- [Description of the task] State how many lines of the data contain the word "Velocity", and write nothing besides the number.

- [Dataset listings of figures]
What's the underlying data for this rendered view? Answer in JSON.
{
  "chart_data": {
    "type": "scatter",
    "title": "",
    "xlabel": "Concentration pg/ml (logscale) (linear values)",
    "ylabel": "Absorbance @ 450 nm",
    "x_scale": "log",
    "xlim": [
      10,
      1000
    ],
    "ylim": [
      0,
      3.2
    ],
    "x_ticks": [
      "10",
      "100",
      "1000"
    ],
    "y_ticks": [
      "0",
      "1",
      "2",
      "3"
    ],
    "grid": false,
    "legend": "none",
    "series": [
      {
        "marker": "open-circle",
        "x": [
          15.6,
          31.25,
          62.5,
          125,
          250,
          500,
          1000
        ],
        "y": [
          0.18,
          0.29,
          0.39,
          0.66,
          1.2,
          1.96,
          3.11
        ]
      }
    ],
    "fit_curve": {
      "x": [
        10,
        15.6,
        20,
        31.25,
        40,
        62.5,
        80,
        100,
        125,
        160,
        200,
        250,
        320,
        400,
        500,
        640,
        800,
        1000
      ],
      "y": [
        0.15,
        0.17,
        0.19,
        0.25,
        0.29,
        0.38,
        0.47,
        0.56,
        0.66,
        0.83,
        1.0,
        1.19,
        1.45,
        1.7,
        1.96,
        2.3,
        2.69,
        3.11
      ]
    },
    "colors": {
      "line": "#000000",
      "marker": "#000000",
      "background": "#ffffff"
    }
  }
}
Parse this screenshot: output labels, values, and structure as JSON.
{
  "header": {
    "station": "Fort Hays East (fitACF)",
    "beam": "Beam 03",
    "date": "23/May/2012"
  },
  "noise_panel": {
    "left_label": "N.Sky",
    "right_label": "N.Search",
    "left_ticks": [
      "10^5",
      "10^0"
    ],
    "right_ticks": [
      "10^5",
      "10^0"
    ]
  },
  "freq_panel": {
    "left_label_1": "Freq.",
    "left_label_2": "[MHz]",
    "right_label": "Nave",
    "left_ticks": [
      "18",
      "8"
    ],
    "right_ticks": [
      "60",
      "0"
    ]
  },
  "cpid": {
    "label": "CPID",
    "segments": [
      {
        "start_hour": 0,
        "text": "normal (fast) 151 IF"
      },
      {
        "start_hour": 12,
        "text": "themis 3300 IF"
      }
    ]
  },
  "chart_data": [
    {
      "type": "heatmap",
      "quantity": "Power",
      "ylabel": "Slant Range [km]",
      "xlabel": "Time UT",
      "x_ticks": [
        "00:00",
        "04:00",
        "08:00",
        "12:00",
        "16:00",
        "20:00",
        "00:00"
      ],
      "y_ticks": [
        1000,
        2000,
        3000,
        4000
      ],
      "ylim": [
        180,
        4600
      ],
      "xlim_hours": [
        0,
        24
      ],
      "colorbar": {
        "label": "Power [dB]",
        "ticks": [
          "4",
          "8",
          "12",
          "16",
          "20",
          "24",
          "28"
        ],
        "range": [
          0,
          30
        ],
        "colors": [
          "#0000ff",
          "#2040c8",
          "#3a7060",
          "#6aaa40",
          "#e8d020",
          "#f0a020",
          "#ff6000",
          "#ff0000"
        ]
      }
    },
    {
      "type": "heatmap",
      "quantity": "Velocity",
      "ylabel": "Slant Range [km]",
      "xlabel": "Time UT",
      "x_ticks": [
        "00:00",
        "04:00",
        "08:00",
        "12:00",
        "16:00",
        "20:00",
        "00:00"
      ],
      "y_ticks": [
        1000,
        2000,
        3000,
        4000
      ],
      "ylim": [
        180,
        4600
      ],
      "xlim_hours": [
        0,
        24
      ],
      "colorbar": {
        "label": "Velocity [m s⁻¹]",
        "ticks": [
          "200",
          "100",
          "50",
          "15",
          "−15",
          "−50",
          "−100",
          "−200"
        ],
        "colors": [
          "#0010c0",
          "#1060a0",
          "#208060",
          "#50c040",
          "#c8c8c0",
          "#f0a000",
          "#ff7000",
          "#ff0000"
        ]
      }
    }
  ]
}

- [Expected answer] 2